**Extracts from a graphics dataset**
╭──

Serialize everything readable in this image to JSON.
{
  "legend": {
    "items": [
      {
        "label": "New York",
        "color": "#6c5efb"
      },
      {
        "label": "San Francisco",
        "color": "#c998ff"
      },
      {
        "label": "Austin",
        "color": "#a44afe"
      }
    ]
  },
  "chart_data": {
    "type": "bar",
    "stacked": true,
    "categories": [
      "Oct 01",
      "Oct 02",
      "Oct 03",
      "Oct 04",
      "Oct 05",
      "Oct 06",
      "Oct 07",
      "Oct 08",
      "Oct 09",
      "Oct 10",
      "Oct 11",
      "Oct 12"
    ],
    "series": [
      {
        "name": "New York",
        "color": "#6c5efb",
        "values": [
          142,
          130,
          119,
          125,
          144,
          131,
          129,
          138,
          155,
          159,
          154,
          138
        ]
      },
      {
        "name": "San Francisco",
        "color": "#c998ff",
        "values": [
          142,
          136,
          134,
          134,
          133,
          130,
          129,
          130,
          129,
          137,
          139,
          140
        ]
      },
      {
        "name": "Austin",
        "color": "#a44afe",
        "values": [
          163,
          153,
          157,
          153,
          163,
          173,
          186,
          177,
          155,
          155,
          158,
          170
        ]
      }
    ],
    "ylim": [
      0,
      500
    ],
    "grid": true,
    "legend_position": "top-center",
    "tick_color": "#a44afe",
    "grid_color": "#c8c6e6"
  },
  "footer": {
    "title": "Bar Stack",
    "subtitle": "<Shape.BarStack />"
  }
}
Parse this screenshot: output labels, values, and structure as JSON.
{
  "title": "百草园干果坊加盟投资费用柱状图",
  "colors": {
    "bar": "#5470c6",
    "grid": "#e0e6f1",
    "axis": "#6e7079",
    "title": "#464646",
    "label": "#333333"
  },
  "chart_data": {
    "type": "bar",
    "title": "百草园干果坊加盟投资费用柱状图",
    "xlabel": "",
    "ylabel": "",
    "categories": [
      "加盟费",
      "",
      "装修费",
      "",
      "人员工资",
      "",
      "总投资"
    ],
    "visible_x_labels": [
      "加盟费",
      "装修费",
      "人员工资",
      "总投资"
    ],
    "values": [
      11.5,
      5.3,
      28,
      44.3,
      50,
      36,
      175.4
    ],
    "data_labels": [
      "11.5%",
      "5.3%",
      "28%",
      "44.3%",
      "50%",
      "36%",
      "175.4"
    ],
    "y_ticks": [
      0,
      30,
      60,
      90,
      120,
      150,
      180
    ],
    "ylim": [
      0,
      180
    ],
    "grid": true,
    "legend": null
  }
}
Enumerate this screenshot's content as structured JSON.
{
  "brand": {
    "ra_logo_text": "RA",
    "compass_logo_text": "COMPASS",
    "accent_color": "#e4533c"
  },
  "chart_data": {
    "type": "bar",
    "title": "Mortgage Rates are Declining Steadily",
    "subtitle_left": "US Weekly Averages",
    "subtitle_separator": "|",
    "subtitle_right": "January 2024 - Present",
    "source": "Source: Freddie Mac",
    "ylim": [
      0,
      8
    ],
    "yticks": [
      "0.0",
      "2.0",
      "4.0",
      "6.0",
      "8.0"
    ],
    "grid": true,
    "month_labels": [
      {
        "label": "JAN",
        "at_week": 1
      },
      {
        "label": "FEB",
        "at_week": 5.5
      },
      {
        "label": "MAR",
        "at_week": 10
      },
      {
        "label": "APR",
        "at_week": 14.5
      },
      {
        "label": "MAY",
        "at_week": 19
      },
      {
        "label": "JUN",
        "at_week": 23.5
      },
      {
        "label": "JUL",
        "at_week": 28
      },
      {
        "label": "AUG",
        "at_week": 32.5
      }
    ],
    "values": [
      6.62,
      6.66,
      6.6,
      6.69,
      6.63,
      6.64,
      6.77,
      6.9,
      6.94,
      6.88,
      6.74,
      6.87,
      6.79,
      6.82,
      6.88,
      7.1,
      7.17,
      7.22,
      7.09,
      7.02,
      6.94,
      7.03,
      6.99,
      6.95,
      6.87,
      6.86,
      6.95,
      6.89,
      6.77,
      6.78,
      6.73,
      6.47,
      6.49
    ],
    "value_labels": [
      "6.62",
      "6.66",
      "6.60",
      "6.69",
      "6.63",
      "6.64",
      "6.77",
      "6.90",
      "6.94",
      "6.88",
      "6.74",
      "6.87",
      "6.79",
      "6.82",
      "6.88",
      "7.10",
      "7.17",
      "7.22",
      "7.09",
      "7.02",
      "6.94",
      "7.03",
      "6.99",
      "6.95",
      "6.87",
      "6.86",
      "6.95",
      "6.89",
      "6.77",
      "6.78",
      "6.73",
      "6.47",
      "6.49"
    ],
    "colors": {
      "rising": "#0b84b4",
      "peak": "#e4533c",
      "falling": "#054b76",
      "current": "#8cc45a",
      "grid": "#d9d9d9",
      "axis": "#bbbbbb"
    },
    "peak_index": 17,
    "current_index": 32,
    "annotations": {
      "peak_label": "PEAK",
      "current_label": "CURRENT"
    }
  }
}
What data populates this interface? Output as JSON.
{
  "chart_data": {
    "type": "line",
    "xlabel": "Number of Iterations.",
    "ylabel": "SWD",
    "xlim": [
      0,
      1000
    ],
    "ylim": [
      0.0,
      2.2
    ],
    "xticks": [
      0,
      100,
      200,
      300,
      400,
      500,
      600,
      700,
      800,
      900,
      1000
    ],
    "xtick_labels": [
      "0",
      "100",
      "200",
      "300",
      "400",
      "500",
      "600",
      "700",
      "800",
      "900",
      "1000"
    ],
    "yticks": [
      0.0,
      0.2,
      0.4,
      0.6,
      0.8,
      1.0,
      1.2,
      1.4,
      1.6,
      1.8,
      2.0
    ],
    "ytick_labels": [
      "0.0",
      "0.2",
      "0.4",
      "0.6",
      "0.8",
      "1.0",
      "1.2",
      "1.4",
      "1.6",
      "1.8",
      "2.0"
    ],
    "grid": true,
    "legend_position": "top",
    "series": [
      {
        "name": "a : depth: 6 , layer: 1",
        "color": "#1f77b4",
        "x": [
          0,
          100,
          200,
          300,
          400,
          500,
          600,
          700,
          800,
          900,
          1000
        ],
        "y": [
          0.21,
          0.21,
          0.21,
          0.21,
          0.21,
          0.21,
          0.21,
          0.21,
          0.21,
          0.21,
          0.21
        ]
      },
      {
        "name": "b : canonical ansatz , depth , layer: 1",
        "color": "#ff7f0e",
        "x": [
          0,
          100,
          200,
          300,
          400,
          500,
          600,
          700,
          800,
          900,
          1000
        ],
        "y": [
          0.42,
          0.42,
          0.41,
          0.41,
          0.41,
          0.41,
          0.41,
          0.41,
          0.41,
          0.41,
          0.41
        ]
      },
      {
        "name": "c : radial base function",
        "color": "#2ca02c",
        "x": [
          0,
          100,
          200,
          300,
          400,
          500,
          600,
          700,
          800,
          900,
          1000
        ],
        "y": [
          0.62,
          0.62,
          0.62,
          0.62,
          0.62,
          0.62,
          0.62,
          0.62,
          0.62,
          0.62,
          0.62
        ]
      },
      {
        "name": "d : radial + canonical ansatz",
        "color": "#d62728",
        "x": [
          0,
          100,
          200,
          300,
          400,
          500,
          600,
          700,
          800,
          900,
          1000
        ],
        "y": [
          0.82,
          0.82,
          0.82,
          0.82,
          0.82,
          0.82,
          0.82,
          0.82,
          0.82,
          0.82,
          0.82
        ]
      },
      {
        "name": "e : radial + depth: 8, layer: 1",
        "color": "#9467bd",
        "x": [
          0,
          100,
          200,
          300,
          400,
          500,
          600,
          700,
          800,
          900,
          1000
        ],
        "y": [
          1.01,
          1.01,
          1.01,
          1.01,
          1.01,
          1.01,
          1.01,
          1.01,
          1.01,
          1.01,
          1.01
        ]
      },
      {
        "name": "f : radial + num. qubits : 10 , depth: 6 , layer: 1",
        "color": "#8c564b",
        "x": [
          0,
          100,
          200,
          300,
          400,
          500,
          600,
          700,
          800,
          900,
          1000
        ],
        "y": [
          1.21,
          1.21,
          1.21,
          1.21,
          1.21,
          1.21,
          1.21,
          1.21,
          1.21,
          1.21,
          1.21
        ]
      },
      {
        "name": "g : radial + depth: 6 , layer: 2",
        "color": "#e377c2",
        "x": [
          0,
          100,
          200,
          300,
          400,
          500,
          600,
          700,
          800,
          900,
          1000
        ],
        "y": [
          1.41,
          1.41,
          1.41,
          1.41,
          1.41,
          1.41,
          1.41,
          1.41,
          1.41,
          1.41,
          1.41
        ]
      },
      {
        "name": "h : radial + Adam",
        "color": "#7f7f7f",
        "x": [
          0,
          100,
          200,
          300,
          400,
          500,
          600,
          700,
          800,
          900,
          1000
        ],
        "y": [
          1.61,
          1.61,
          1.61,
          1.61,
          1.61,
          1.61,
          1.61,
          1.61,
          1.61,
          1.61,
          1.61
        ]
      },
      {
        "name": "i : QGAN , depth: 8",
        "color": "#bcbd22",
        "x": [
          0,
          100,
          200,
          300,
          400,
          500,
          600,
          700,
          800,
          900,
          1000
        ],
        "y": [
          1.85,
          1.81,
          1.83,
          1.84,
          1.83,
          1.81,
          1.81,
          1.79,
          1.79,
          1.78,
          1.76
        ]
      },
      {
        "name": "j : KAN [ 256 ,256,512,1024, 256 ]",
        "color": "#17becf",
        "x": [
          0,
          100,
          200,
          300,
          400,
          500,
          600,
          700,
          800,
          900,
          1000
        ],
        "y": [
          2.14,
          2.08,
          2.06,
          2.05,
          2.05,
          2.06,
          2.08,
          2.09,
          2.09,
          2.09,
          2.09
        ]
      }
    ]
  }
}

╰──

**Aim**
Look through the data above. Find each line with the string "xlabel" and copy it.

**Result below**
    "xlabel": "",
    "xlabel": "Number of Iterations.",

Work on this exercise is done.